# Material to process start

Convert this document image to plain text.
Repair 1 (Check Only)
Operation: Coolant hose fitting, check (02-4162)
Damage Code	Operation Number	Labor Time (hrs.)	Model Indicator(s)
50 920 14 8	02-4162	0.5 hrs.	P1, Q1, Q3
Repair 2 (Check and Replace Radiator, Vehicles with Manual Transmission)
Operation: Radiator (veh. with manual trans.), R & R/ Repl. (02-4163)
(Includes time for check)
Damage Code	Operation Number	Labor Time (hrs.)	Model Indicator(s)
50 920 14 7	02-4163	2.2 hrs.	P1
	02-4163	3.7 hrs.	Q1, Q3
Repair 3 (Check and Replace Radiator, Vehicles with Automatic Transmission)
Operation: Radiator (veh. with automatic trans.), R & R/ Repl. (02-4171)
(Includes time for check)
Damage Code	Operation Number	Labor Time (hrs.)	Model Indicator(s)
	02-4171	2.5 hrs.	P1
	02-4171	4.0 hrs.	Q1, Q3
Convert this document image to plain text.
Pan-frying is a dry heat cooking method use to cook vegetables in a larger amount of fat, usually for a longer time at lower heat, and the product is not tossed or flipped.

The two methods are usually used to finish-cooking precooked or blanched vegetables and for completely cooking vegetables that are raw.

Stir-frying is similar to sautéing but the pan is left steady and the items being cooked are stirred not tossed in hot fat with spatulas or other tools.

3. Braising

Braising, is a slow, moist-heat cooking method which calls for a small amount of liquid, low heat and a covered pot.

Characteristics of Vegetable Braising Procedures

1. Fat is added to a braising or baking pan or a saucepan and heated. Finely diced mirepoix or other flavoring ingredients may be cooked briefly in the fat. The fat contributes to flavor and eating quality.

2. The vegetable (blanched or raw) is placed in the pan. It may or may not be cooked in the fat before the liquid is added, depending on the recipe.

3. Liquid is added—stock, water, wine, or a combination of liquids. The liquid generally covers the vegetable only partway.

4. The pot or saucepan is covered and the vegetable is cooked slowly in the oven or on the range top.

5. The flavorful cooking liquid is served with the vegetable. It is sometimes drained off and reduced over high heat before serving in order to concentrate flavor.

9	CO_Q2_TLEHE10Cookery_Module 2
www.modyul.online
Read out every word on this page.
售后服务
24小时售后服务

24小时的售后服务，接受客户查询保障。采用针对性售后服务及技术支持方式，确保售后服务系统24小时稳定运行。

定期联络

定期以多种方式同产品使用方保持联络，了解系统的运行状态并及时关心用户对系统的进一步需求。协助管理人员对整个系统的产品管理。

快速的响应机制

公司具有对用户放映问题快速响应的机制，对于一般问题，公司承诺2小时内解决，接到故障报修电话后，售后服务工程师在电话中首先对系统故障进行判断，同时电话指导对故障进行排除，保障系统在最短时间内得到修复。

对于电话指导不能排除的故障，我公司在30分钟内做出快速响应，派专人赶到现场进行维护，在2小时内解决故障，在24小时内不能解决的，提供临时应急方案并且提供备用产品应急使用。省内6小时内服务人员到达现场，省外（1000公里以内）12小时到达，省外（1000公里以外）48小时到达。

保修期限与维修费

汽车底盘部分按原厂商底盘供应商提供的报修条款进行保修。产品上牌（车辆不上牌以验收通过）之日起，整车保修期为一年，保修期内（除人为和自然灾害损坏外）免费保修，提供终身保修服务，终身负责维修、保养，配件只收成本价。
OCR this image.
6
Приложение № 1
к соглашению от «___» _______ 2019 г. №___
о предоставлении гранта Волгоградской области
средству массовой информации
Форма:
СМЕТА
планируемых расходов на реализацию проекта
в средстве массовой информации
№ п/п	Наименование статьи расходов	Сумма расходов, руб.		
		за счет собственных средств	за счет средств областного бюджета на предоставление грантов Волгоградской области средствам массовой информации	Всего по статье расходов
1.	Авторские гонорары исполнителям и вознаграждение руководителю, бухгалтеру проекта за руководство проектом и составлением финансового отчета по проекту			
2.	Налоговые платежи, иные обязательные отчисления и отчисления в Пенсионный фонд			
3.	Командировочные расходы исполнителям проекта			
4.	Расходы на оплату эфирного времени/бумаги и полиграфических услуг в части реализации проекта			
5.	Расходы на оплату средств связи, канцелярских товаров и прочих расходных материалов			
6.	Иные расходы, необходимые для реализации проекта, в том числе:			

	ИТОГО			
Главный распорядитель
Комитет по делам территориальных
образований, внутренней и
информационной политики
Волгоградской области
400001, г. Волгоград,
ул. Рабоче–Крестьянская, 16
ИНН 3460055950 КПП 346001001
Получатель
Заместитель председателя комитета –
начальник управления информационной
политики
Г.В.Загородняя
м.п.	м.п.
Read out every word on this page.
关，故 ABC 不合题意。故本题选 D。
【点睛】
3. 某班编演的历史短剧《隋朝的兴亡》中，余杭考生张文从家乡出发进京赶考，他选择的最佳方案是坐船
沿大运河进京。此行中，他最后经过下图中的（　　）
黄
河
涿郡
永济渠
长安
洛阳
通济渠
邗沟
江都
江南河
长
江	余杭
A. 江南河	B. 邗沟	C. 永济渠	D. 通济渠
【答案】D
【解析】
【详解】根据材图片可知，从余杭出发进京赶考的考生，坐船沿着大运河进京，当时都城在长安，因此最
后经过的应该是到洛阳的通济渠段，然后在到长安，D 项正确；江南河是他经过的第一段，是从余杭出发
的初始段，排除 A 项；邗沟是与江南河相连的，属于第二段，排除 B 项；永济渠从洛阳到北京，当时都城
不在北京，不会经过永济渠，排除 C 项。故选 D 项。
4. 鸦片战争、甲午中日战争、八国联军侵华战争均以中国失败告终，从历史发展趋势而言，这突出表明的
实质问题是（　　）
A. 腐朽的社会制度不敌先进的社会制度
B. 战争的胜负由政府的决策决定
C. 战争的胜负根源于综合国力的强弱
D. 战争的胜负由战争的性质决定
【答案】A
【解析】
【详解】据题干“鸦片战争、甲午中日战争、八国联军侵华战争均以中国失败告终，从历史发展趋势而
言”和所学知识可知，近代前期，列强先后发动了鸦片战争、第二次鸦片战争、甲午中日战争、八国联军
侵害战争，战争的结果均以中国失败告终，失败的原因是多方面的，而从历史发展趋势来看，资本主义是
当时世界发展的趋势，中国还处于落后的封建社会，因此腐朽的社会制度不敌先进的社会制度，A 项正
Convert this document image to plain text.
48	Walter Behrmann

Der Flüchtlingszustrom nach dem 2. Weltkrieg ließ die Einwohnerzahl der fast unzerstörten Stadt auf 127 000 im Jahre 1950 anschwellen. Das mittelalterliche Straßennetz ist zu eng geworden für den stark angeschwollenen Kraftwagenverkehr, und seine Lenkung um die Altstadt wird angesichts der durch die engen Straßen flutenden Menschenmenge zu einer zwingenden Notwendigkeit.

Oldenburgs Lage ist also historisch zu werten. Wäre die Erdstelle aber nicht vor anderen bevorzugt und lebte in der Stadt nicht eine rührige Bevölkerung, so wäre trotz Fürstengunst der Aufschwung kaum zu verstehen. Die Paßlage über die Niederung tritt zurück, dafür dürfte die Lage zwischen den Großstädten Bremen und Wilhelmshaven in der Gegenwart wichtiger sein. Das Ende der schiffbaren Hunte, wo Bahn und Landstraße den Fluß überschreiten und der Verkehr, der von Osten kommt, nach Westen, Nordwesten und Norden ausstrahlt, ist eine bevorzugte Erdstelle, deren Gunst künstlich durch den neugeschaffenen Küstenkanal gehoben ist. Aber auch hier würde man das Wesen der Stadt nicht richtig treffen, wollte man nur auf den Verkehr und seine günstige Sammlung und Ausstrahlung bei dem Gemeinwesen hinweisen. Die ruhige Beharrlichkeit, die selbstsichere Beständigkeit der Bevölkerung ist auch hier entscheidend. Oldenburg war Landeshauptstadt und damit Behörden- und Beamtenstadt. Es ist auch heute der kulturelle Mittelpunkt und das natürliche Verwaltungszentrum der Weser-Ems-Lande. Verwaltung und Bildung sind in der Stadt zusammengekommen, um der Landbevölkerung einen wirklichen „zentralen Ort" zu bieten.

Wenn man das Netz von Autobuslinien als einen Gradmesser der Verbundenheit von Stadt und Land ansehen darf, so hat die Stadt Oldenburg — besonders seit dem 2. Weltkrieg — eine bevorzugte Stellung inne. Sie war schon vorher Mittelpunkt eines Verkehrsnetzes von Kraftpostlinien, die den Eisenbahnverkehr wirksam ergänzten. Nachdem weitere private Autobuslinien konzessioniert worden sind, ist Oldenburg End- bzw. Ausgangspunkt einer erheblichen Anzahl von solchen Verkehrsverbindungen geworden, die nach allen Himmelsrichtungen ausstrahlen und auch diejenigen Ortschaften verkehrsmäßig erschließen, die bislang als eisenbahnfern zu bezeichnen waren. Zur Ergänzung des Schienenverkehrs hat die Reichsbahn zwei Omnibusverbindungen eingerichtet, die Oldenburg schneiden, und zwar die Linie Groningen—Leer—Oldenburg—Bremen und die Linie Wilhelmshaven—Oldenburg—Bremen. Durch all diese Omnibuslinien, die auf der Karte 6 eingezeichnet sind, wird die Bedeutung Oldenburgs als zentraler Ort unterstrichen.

# Material to process end

Directions - Look through the entries above and list every line containing "added".

Worked answer -
1. Fat is added to a braising or baking pan or a saucepan and heated. Finely diced mirepoix or other flavoring ingredients may be cooked briefly in the fat. The fat contributes to flavor and eating quality.
2. The vegetable (blanched or raw) is placed in the pan. It may or may not be cooked in the fat before the liquid is added, depending on the recipe.
3. Liquid is added—stock, water, wine, or a combination of liquids. The liquid generally covers the vegetable only partway.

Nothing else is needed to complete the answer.